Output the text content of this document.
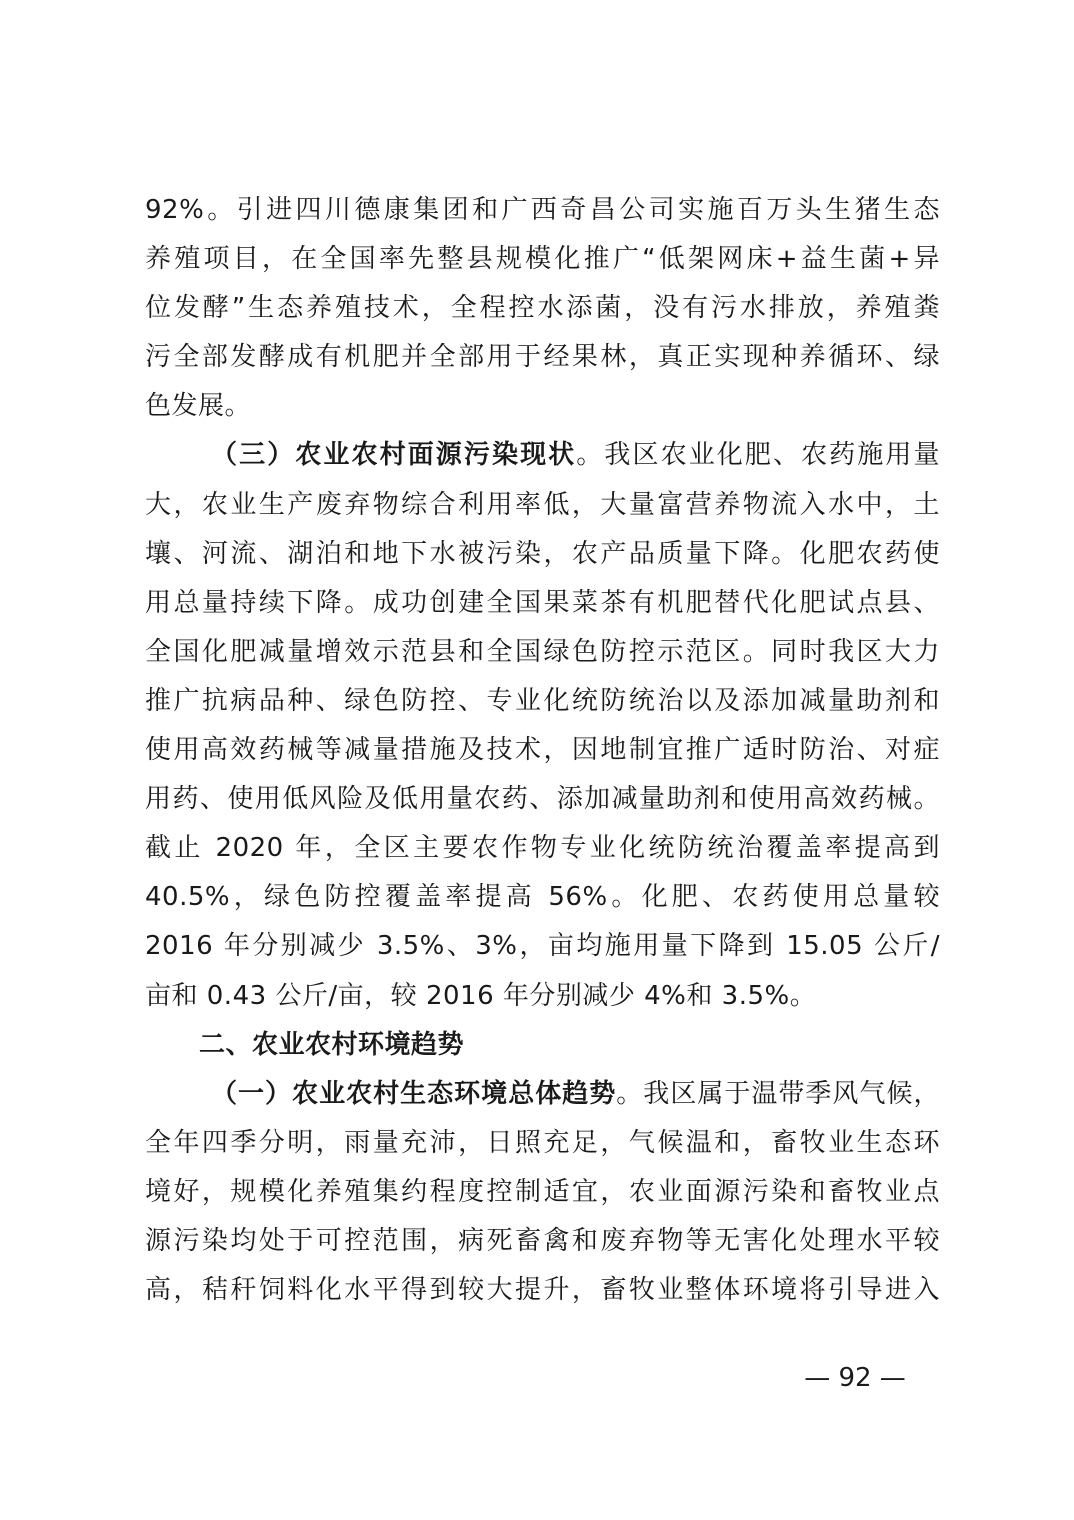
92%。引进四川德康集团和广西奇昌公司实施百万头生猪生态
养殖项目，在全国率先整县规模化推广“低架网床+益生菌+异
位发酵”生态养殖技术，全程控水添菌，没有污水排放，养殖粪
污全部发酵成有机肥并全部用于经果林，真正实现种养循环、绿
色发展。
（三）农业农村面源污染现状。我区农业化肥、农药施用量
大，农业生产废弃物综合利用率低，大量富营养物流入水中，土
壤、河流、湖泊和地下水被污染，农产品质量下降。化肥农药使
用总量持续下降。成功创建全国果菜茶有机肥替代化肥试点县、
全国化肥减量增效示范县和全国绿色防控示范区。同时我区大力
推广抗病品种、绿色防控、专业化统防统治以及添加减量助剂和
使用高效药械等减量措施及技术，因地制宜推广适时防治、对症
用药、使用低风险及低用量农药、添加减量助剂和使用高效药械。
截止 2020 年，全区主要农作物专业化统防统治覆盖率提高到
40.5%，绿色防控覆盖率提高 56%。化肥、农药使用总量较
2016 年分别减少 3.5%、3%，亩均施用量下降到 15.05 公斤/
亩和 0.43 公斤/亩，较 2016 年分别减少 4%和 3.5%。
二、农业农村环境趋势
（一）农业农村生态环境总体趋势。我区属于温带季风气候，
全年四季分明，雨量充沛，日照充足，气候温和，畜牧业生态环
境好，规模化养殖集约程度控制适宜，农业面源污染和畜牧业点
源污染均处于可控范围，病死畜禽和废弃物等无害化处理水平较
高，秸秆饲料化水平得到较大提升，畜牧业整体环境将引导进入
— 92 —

What the exercise asks: Pictures are excluded; repeat every record exactly.

Exercise response:
Output the text content of this document.
92%。引进四川德康集团和广西奇昌公司实施百万头生猪生态
养殖项目，在全国率先整县规模化推广“低架网床+益生菌+异
位发酵”生态养殖技术，全程控水添菌，没有污水排放，养殖粪
污全部发酵成有机肥并全部用于经果林，真正实现种养循环、绿
色发展。
（三）农业农村面源污染现状。我区农业化肥、农药施用量
大，农业生产废弃物综合利用率低，大量富营养物流入水中，土
壤、河流、湖泊和地下水被污染，农产品质量下降。化肥农药使
用总量持续下降。成功创建全国果菜茶有机肥替代化肥试点县、
全国化肥减量增效示范县和全国绿色防控示范区。同时我区大力
推广抗病品种、绿色防控、专业化统防统治以及添加减量助剂和
使用高效药械等减量措施及技术，因地制宜推广适时防治、对症
用药、使用低风险及低用量农药、添加减量助剂和使用高效药械。
截止 2020 年，全区主要农作物专业化统防统治覆盖率提高到
40.5%，绿色防控覆盖率提高 56%。化肥、农药使用总量较
2016 年分别减少 3.5%、3%，亩均施用量下降到 15.05 公斤/
亩和 0.43 公斤/亩，较 2016 年分别减少 4%和 3.5%。
二、农业农村环境趋势
（一）农业农村生态环境总体趋势。我区属于温带季风气候，
全年四季分明，雨量充沛，日照充足，气候温和，畜牧业生态环
境好，规模化养殖集约程度控制适宜，农业面源污染和畜牧业点
源污染均处于可控范围，病死畜禽和废弃物等无害化处理水平较
高，秸秆饲料化水平得到较大提升，畜牧业整体环境将引导进入
— 92 —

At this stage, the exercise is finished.